=== DIRECTIONS ===
What follows is a listing; give it again exactly, in its entirety.
── ENTRIES ──
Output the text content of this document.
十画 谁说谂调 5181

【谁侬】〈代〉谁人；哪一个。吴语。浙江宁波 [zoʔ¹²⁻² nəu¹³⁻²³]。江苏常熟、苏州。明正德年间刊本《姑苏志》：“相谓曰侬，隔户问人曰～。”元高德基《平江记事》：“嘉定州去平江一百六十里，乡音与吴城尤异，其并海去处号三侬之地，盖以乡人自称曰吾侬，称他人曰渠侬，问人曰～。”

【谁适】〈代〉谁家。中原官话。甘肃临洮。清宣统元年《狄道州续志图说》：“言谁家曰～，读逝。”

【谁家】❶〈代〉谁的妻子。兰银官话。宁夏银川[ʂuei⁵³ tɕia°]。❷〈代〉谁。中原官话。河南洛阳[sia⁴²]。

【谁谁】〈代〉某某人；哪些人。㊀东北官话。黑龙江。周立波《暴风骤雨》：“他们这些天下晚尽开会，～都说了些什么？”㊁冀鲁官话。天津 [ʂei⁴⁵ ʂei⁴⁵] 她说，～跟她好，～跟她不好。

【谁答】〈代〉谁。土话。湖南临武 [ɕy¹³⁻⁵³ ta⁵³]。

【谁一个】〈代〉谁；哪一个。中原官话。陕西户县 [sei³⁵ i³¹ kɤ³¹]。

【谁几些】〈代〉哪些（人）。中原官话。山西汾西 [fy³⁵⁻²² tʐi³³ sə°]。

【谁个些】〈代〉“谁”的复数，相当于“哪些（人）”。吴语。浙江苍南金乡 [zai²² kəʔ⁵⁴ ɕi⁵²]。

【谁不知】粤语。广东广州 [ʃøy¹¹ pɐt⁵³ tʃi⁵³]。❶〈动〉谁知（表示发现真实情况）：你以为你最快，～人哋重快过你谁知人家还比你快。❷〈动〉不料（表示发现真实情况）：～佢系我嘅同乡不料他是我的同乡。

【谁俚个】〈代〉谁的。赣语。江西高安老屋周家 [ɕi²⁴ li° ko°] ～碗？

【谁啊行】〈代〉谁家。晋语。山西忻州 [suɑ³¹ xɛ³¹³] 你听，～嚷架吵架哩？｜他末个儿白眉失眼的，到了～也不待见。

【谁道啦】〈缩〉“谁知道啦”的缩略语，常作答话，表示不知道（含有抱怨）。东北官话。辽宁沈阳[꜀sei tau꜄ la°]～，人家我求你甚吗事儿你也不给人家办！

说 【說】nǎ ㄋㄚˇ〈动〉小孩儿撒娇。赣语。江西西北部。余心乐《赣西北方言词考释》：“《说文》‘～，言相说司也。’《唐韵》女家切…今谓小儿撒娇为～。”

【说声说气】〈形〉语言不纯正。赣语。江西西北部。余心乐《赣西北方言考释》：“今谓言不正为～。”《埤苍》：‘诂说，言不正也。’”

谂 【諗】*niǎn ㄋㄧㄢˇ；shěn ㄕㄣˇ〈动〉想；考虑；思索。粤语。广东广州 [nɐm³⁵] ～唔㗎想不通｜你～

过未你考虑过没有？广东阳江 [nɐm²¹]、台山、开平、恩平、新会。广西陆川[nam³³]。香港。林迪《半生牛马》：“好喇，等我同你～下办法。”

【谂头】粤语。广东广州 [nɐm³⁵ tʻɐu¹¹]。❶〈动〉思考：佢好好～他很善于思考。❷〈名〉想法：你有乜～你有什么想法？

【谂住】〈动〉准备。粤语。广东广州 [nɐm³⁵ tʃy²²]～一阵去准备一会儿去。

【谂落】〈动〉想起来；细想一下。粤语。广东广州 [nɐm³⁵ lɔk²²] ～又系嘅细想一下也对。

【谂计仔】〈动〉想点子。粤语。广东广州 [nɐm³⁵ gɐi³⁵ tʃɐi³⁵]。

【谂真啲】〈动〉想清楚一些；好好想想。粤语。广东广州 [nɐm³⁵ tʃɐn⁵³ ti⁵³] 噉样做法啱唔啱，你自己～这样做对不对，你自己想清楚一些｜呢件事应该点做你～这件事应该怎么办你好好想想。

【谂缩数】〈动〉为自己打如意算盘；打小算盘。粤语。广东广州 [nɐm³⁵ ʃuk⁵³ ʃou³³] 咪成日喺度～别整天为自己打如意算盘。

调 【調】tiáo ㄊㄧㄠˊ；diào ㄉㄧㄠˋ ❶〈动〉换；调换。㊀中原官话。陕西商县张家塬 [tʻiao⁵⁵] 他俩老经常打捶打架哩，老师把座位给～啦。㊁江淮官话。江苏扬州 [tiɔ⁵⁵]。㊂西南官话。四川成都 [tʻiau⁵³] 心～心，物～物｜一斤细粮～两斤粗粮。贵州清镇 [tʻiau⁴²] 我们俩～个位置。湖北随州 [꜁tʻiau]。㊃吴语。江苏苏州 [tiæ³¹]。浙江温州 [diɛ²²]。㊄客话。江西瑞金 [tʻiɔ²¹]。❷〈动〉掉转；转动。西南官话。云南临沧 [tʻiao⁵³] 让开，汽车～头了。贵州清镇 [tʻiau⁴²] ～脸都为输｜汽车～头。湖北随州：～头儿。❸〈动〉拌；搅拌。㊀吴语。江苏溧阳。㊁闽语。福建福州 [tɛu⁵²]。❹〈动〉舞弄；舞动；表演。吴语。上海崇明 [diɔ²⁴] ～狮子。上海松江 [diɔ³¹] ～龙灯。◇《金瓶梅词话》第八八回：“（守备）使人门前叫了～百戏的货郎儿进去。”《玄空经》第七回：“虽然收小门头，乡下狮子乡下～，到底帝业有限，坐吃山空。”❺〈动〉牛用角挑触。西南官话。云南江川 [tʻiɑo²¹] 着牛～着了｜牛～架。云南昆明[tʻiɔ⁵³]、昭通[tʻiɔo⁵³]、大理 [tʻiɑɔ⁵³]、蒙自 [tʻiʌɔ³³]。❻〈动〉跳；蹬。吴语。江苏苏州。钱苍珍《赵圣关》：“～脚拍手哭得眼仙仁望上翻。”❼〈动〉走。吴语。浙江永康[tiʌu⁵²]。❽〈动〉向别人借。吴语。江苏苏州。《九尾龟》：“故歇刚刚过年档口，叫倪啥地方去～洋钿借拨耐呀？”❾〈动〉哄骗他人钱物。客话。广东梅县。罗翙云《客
───
=== EXERCISE SOLUTION ===
Output the text content of this document.
十画 谁说谂调 5181

【谁侬】〈代〉谁人；哪一个。吴语。浙江宁波 [zoʔ¹²⁻² nəu¹³⁻²³]。江苏常熟、苏州。明正德年间刊本《姑苏志》：“相谓曰侬，隔户问人曰～。”元高德基《平江记事》：“嘉定州去平江一百六十里，乡音与吴城尤异，其并海去处号三侬之地，盖以乡人自称曰吾侬，称他人曰渠侬，问人曰～。”

【谁适】〈代〉谁家。中原官话。甘肃临洮。清宣统元年《狄道州续志图说》：“言谁家曰～，读逝。”

【谁家】❶〈代〉谁的妻子。兰银官话。宁夏银川[ʂuei⁵³ tɕia°]。❷〈代〉谁。中原官话。河南洛阳[sia⁴²]。

【谁谁】〈代〉某某人；哪些人。㊀东北官话。黑龙江。周立波《暴风骤雨》：“他们这些天下晚尽开会，～都说了些什么？”㊁冀鲁官话。天津 [ʂei⁴⁵ ʂei⁴⁵] 她说，～跟她好，～跟她不好。

【谁答】〈代〉谁。土话。湖南临武 [ɕy¹³⁻⁵³ ta⁵³]。

【谁一个】〈代〉谁；哪一个。中原官话。陕西户县 [sei³⁵ i³¹ kɤ³¹]。

【谁几些】〈代〉哪些（人）。中原官话。山西汾西 [fy³⁵⁻²² tʐi³³ sə°]。

【谁个些】〈代〉“谁”的复数，相当于“哪些（人）”。吴语。浙江苍南金乡 [zai²² kəʔ⁵⁴ ɕi⁵²]。

【谁不知】粤语。广东广州 [ʃøy¹¹ pɐt⁵³ tʃi⁵³]。❶〈动〉谁知（表示发现真实情况）：你以为你最快，～人哋重快过你谁知人家还比你快。❷〈动〉不料（表示发现真实情况）：～佢系我嘅同乡不料他是我的同乡。

【谁俚个】〈代〉谁的。赣语。江西高安老屋周家 [ɕi²⁴ li° ko°] ～碗？

【谁啊行】〈代〉谁家。晋语。山西忻州 [suɑ³¹ xɛ³¹³] 你听，～嚷架吵架哩？｜他末个儿白眉失眼的，到了～也不待见。

【谁道啦】〈缩〉“谁知道啦”的缩略语，常作答话，表示不知道（含有抱怨）。东北官话。辽宁沈阳[꜀sei tau꜄ la°]～，人家我求你甚吗事儿你也不给人家办！

说 【說】nǎ ㄋㄚˇ〈动〉小孩儿撒娇。赣语。江西西北部。余心乐《赣西北方言词考释》：“《说文》‘～，言相说司也。’《唐韵》女家切…今谓小儿撒娇为～。”

【说声说气】〈形〉语言不纯正。赣语。江西西北部。余心乐《赣西北方言考释》：“今谓言不正为～。”《埤苍》：‘诂说，言不正也。’”

谂 【諗】*niǎn ㄋㄧㄢˇ；shěn ㄕㄣˇ〈动〉想；考虑；思索。粤语。广东广州 [nɐm³⁵] ～唔㗎想不通｜你～

过未你考虑过没有？广东阳江 [nɐm²¹]、台山、开平、恩平、新会。广西陆川[nam³³]。香港。林迪《半生牛马》：“好喇，等我同你～下办法。”

【谂头】粤语。广东广州 [nɐm³⁵ tʻɐu¹¹]。❶〈动〉思考：佢好好～他很善于思考。❷〈名〉想法：你有乜～你有什么想法？

【谂住】〈动〉准备。粤语。广东广州 [nɐm³⁵ tʃy²²]～一阵去准备一会儿去。

【谂落】〈动〉想起来；细想一下。粤语。广东广州 [nɐm³⁵ lɔk²²] ～又系嘅细想一下也对。

【谂计仔】〈动〉想点子。粤语。广东广州 [nɐm³⁵ gɐi³⁵ tʃɐi³⁵]。

【谂真啲】〈动〉想清楚一些；好好想想。粤语。广东广州 [nɐm³⁵ tʃɐn⁵³ ti⁵³] 噉样做法啱唔啱，你自己～这样做对不对，你自己想清楚一些｜呢件事应该点做你～这件事应该怎么办你好好想想。

【谂缩数】〈动〉为自己打如意算盘；打小算盘。粤语。广东广州 [nɐm³⁵ ʃuk⁵³ ʃou³³] 咪成日喺度～别整天为自己打如意算盘。

调 【調】tiáo ㄊㄧㄠˊ；diào ㄉㄧㄠˋ ❶〈动〉换；调换。㊀中原官话。陕西商县张家塬 [tʻiao⁵⁵] 他俩老经常打捶打架哩，老师把座位给～啦。㊁江淮官话。江苏扬州 [tiɔ⁵⁵]。㊂西南官话。四川成都 [tʻiau⁵³] 心～心，物～物｜一斤细粮～两斤粗粮。贵州清镇 [tʻiau⁴²] 我们俩～个位置。湖北随州 [꜁tʻiau]。㊃吴语。江苏苏州 [tiæ³¹]。浙江温州 [diɛ²²]。㊄客话。江西瑞金 [tʻiɔ²¹]。❷〈动〉掉转；转动。西南官话。云南临沧 [tʻiao⁵³] 让开，汽车～头了。贵州清镇 [tʻiau⁴²] ～脸都为输｜汽车～头。湖北随州：～头儿。❸〈动〉拌；搅拌。㊀吴语。江苏溧阳。㊁闽语。福建福州 [tɛu⁵²]。❹〈动〉舞弄；舞动；表演。吴语。上海崇明 [diɔ²⁴] ～狮子。上海松江 [diɔ³¹] ～龙灯。◇《金瓶梅词话》第八八回：“（守备）使人门前叫了～百戏的货郎儿进去。”《玄空经》第七回：“虽然收小门头，乡下狮子乡下～，到底帝业有限，坐吃山空。”❺〈动〉牛用角挑触。西南官话。云南江川 [tʻiɑo²¹] 着牛～着了｜牛～架。云南昆明[tʻiɔ⁵³]、昭通[tʻiɔo⁵³]、大理 [tʻiɑɔ⁵³]、蒙自 [tʻiʌɔ³³]。❻〈动〉跳；蹬。吴语。江苏苏州。钱苍珍《赵圣关》：“～脚拍手哭得眼仙仁望上翻。”❼〈动〉走。吴语。浙江永康[tiʌu⁵²]。❽〈动〉向别人借。吴语。江苏苏州。《九尾龟》：“故歇刚刚过年档口，叫倪啥地方去～洋钿借拨耐呀？”❾〈动〉哄骗他人钱物。客话。广东梅县。罗翙云《客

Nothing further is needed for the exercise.